## PROBLEM DETAILS
Transcribe the records that follow in their entirety, omitting any pictures.
***** INPUT RECORDS
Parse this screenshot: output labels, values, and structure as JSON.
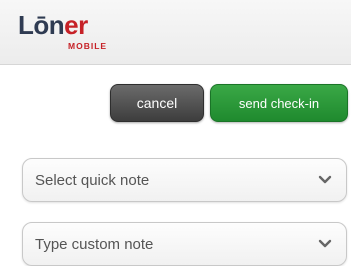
{
  "header": {
    "logo_dark": "Lōn",
    "logo_red": "er",
    "logo_sub": "MOBILE"
  },
  "actions": {
    "cancel_label": "cancel",
    "send_label": "send check-in"
  },
  "notes": {
    "quick_note_label": "Select quick note",
    "custom_note_label": "Type custom note"
  },
  "icons": {
    "dropdown": "chevron-down-icon"
  },
  "colors": {
    "brand_red": "#c62127",
    "brand_dark": "#2f3b52",
    "send_green": "#2a9a3a",
    "cancel_gray": "#555555"
  }
}
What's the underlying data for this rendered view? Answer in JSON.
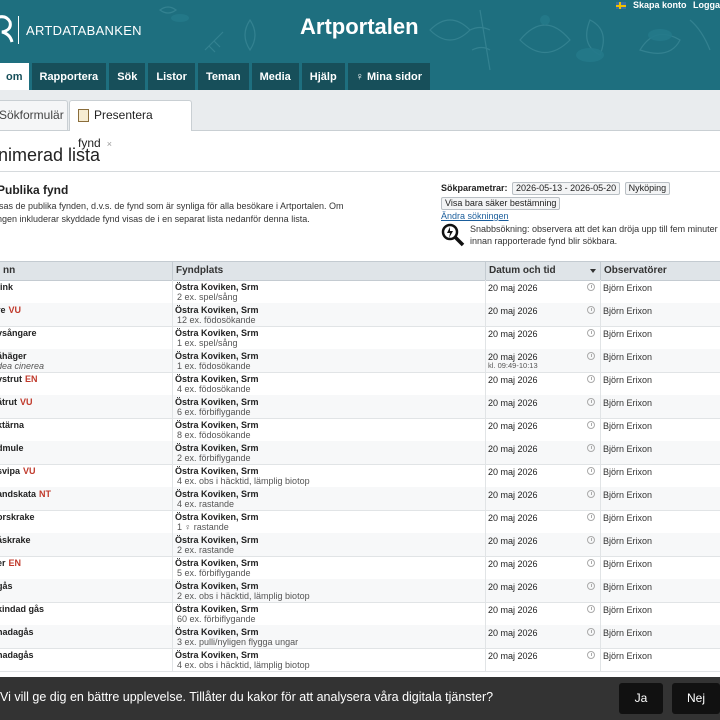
{
  "header": {
    "logo_text": "ARTDATABANKEN",
    "site_title": "Artportalen",
    "create_account": "Skapa konto",
    "login": "Logga"
  },
  "nav": [
    {
      "label": "om",
      "active": true
    },
    {
      "label": "Rapportera"
    },
    {
      "label": "Sök"
    },
    {
      "label": "Listor"
    },
    {
      "label": "Teman"
    },
    {
      "label": "Media"
    },
    {
      "label": "Hjälp"
    },
    {
      "label": "Mina sidor",
      "icon": "person-icon"
    }
  ],
  "tabs": [
    {
      "label": "Sökformulär"
    },
    {
      "label": "Presentera fynd",
      "close": "×"
    }
  ],
  "page_title": "nimerad lista",
  "section": {
    "title": "Publika fynd",
    "desc_line1": "isas de publika fynden, d.v.s. de fynd som är synliga för alla besökare i Artportalen. Om",
    "desc_line2": "ngen inkluderar skyddade fynd visas de i en separat lista nedanför denna lista."
  },
  "params": {
    "label": "Sökparametrar:",
    "date_range": "2026-05-13 - 2026-05-20",
    "location": "Nyköping",
    "certain": "Visa bara säker bestämning",
    "change_link": "Ändra sökningen"
  },
  "quick_search": {
    "text_line1": "Snabbsökning: observera att det kan dröja upp till fem minuter",
    "text_line2": "innan rapporterade fynd blir sökbara."
  },
  "columns": {
    "species": "nn",
    "site": "Fyndplats",
    "date": "Datum och tid",
    "observers": "Observatörer"
  },
  "rows": [
    {
      "species": "fink",
      "status": "",
      "latin": "",
      "site": "Östra Koviken, Srm",
      "activity": "2 ex. spel/sång",
      "date": "20 maj 2026",
      "time": "",
      "observer": "Björn Erixon"
    },
    {
      "species": "re",
      "status": "VU",
      "latin": "",
      "site": "Östra Koviken, Srm",
      "activity": "12 ex. födosökande",
      "date": "20 maj 2026",
      "time": "",
      "observer": "Björn Erixon"
    },
    {
      "species": "vsångare",
      "status": "",
      "latin": "",
      "site": "Östra Koviken, Srm",
      "activity": "1 ex. spel/sång",
      "date": "20 maj 2026",
      "time": "",
      "observer": "Björn Erixon"
    },
    {
      "species": "åhäger",
      "status": "",
      "latin": "dea cinerea",
      "site": "Östra Koviken, Srm",
      "activity": "1 ex. födosökande",
      "date": "20 maj 2026",
      "time": "kl. 09:49-10:13",
      "observer": "Björn Erixon"
    },
    {
      "species": "vstrut",
      "status": "EN",
      "latin": "",
      "site": "Östra Koviken, Srm",
      "activity": "4 ex. födosökande",
      "date": "20 maj 2026",
      "time": "",
      "observer": "Björn Erixon"
    },
    {
      "species": "åtrut",
      "status": "VU",
      "latin": "",
      "site": "Östra Koviken, Srm",
      "activity": "6 ex. förbiflygande",
      "date": "20 maj 2026",
      "time": "",
      "observer": "Björn Erixon"
    },
    {
      "species": "ktärna",
      "status": "",
      "latin": "",
      "site": "Östra Koviken, Srm",
      "activity": "8 ex. födosökande",
      "date": "20 maj 2026",
      "time": "",
      "observer": "Björn Erixon"
    },
    {
      "species": "dmule",
      "status": "",
      "latin": "",
      "site": "Östra Koviken, Srm",
      "activity": "2 ex. förbiflygande",
      "date": "20 maj 2026",
      "time": "",
      "observer": "Björn Erixon"
    },
    {
      "species": "svipa",
      "status": "VU",
      "latin": "",
      "site": "Östra Koviken, Srm",
      "activity": "4 ex. obs i häcktid, lämplig biotop",
      "date": "20 maj 2026",
      "time": "",
      "observer": "Björn Erixon"
    },
    {
      "species": "andskata",
      "status": "NT",
      "latin": "",
      "site": "Östra Koviken, Srm",
      "activity": "4 ex. rastande",
      "date": "20 maj 2026",
      "time": "",
      "observer": "Björn Erixon"
    },
    {
      "species": "orskrake",
      "status": "",
      "latin": "",
      "site": "Östra Koviken, Srm",
      "activity": "1 ♀ rastande",
      "date": "20 maj 2026",
      "time": "",
      "observer": "Björn Erixon"
    },
    {
      "species": "åskrake",
      "status": "",
      "latin": "",
      "site": "Östra Koviken, Srm",
      "activity": "2 ex. rastande",
      "date": "20 maj 2026",
      "time": "",
      "observer": "Björn Erixon"
    },
    {
      "species": "er",
      "status": "EN",
      "latin": "",
      "site": "Östra Koviken, Srm",
      "activity": "5 ex. förbiflygande",
      "date": "20 maj 2026",
      "time": "",
      "observer": "Björn Erixon"
    },
    {
      "species": "gås",
      "status": "",
      "latin": "",
      "site": "Östra Koviken, Srm",
      "activity": "2 ex. obs i häcktid, lämplig biotop",
      "date": "20 maj 2026",
      "time": "",
      "observer": "Björn Erixon"
    },
    {
      "species": "kindad gås",
      "status": "",
      "latin": "",
      "site": "Östra Koviken, Srm",
      "activity": "60 ex. förbiflygande",
      "date": "20 maj 2026",
      "time": "",
      "observer": "Björn Erixon"
    },
    {
      "species": "nadagås",
      "status": "",
      "latin": "",
      "site": "Östra Koviken, Srm",
      "activity": "3 ex. pulli/nyligen flygga ungar",
      "date": "20 maj 2026",
      "time": "",
      "observer": "Björn Erixon"
    },
    {
      "species": "nadagås",
      "status": "",
      "latin": "",
      "site": "Östra Koviken, Srm",
      "activity": "4 ex. obs i häcktid, lämplig biotop",
      "date": "20 maj 2026",
      "time": "",
      "observer": "Björn Erixon"
    }
  ],
  "cookie": {
    "text": "Vi vill ge dig en bättre upplevelse. Tillåter du kakor för att analysera våra digitala tjänster?",
    "yes": "Ja",
    "no": "Nej"
  }
}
**********
## WRITTEN SOLUTION
Parse this screenshot: output labels, values, and structure as JSON.
{
  "header": {
    "logo_dark": "Lōn",
    "logo_red": "er",
    "logo_sub": "MOBILE"
  },
  "actions": {
    "cancel_label": "cancel",
    "send_label": "send check-in"
  },
  "notes": {
    "quick_note_label": "Select quick note",
    "custom_note_label": "Type custom note"
  },
  "icons": {
    "dropdown": "chevron-down-icon"
  },
  "colors": {
    "brand_red": "#c62127",
    "brand_dark": "#2f3b52",
    "send_green": "#2a9a3a",
    "cancel_gray": "#555555"
  }
}
What's the underlying data for this rendered view? Answer in JSON.
{
  "header": {
    "logo_text": "ARTDATABANKEN",
    "site_title": "Artportalen",
    "create_account": "Skapa konto",
    "login": "Logga"
  },
  "nav": [
    {
      "label": "om",
      "active": true
    },
    {
      "label": "Rapportera"
    },
    {
      "label": "Sök"
    },
    {
      "label": "Listor"
    },
    {
      "label": "Teman"
    },
    {
      "label": "Media"
    },
    {
      "label": "Hjälp"
    },
    {
      "label": "Mina sidor",
      "icon": "person-icon"
    }
  ],
  "tabs": [
    {
      "label": "Sökformulär"
    },
    {
      "label": "Presentera fynd",
      "close": "×"
    }
  ],
  "page_title": "nimerad lista",
  "section": {
    "title": "Publika fynd",
    "desc_line1": "isas de publika fynden, d.v.s. de fynd som är synliga för alla besökare i Artportalen. Om",
    "desc_line2": "ngen inkluderar skyddade fynd visas de i en separat lista nedanför denna lista."
  },
  "params": {
    "label": "Sökparametrar:",
    "date_range": "2026-05-13 - 2026-05-20",
    "location": "Nyköping",
    "certain": "Visa bara säker bestämning",
    "change_link": "Ändra sökningen"
  },
  "quick_search": {
    "text_line1": "Snabbsökning: observera att det kan dröja upp till fem minuter",
    "text_line2": "innan rapporterade fynd blir sökbara."
  },
  "columns": {
    "species": "nn",
    "site": "Fyndplats",
    "date": "Datum och tid",
    "observers": "Observatörer"
  },
  "rows": [
    {
      "species": "fink",
      "status": "",
      "latin": "",
      "site": "Östra Koviken, Srm",
      "activity": "2 ex. spel/sång",
      "date": "20 maj 2026",
      "time": "",
      "observer": "Björn Erixon"
    },
    {
      "species": "re",
      "status": "VU",
      "latin": "",
      "site": "Östra Koviken, Srm",
      "activity": "12 ex. födosökande",
      "date": "20 maj 2026",
      "time": "",
      "observer": "Björn Erixon"
    },
    {
      "species": "vsångare",
      "status": "",
      "latin": "",
      "site": "Östra Koviken, Srm",
      "activity": "1 ex. spel/sång",
      "date": "20 maj 2026",
      "time": "",
      "observer": "Björn Erixon"
    },
    {
      "species": "åhäger",
      "status": "",
      "latin": "dea cinerea",
      "site": "Östra Koviken, Srm",
      "activity": "1 ex. födosökande",
      "date": "20 maj 2026",
      "time": "kl. 09:49-10:13",
      "observer": "Björn Erixon"
    },
    {
      "species": "vstrut",
      "status": "EN",
      "latin": "",
      "site": "Östra Koviken, Srm",
      "activity": "4 ex. födosökande",
      "date": "20 maj 2026",
      "time": "",
      "observer": "Björn Erixon"
    },
    {
      "species": "åtrut",
      "status": "VU",
      "latin": "",
      "site": "Östra Koviken, Srm",
      "activity": "6 ex. förbiflygande",
      "date": "20 maj 2026",
      "time": "",
      "observer": "Björn Erixon"
    },
    {
      "species": "ktärna",
      "status": "",
      "latin": "",
      "site": "Östra Koviken, Srm",
      "activity": "8 ex. födosökande",
      "date": "20 maj 2026",
      "time": "",
      "observer": "Björn Erixon"
    },
    {
      "species": "dmule",
      "status": "",
      "latin": "",
      "site": "Östra Koviken, Srm",
      "activity": "2 ex. förbiflygande",
      "date": "20 maj 2026",
      "time": "",
      "observer": "Björn Erixon"
    },
    {
      "species": "svipa",
      "status": "VU",
      "latin": "",
      "site": "Östra Koviken, Srm",
      "activity": "4 ex. obs i häcktid, lämplig biotop",
      "date": "20 maj 2026",
      "time": "",
      "observer": "Björn Erixon"
    },
    {
      "species": "andskata",
      "status": "NT",
      "latin": "",
      "site": "Östra Koviken, Srm",
      "activity": "4 ex. rastande",
      "date": "20 maj 2026",
      "time": "",
      "observer": "Björn Erixon"
    },
    {
      "species": "orskrake",
      "status": "",
      "latin": "",
      "site": "Östra Koviken, Srm",
      "activity": "1 ♀ rastande",
      "date": "20 maj 2026",
      "time": "",
      "observer": "Björn Erixon"
    },
    {
      "species": "åskrake",
      "status": "",
      "latin": "",
      "site": "Östra Koviken, Srm",
      "activity": "2 ex. rastande",
      "date": "20 maj 2026",
      "time": "",
      "observer": "Björn Erixon"
    },
    {
      "species": "er",
      "status": "EN",
      "latin": "",
      "site": "Östra Koviken, Srm",
      "activity": "5 ex. förbiflygande",
      "date": "20 maj 2026",
      "time": "",
      "observer": "Björn Erixon"
    },
    {
      "species": "gås",
      "status": "",
      "latin": "",
      "site": "Östra Koviken, Srm",
      "activity": "2 ex. obs i häcktid, lämplig biotop",
      "date": "20 maj 2026",
      "time": "",
      "observer": "Björn Erixon"
    },
    {
      "species": "kindad gås",
      "status": "",
      "latin": "",
      "site": "Östra Koviken, Srm",
      "activity": "60 ex. förbiflygande",
      "date": "20 maj 2026",
      "time": "",
      "observer": "Björn Erixon"
    },
    {
      "species": "nadagås",
      "status": "",
      "latin": "",
      "site": "Östra Koviken, Srm",
      "activity": "3 ex. pulli/nyligen flygga ungar",
      "date": "20 maj 2026",
      "time": "",
      "observer": "Björn Erixon"
    },
    {
      "species": "nadagås",
      "status": "",
      "latin": "",
      "site": "Östra Koviken, Srm",
      "activity": "4 ex. obs i häcktid, lämplig biotop",
      "date": "20 maj 2026",
      "time": "",
      "observer": "Björn Erixon"
    }
  ],
  "cookie": {
    "text": "Vi vill ge dig en bättre upplevelse. Tillåter du kakor för att analysera våra digitala tjänster?",
    "yes": "Ja",
    "no": "Nej"
  }
}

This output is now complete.